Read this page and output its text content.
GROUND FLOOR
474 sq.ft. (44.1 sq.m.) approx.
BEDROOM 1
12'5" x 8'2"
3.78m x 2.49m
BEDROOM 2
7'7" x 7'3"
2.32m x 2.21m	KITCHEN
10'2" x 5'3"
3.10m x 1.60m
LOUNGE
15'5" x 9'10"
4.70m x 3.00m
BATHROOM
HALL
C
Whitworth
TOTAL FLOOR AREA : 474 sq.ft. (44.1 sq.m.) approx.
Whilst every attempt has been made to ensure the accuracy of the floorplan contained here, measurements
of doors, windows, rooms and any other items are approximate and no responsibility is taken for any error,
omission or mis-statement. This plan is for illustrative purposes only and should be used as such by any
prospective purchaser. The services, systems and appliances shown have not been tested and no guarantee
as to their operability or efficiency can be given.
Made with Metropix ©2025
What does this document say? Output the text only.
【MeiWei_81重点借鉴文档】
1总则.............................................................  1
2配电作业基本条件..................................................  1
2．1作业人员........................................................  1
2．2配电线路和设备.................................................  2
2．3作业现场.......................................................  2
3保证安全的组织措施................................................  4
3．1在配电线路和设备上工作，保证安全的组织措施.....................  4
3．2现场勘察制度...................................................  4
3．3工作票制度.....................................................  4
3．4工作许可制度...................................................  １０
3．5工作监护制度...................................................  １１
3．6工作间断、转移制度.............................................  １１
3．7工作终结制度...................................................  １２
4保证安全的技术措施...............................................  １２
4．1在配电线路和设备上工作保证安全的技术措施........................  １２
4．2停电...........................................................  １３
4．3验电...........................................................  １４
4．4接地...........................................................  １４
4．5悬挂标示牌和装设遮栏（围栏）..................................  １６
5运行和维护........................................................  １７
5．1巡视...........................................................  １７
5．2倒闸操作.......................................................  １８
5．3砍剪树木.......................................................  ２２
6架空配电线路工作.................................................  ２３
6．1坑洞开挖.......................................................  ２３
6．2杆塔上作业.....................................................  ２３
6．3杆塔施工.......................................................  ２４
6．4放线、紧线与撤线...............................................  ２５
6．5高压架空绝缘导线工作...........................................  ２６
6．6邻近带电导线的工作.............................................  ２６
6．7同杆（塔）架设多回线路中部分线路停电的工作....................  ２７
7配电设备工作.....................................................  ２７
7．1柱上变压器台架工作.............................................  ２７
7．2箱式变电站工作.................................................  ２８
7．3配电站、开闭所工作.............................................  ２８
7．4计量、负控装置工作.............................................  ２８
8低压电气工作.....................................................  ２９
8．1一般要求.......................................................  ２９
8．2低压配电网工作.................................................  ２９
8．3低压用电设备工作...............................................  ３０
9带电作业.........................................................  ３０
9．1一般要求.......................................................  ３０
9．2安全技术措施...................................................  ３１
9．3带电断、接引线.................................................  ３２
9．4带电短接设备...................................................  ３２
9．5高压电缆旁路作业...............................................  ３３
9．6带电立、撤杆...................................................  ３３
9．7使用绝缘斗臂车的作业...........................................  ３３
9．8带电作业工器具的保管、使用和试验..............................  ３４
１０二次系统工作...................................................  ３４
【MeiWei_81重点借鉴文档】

*Written request*:
What is the number of lines in the listing that include the word "text"? Give that number and nothing else.

*Complete output*:
2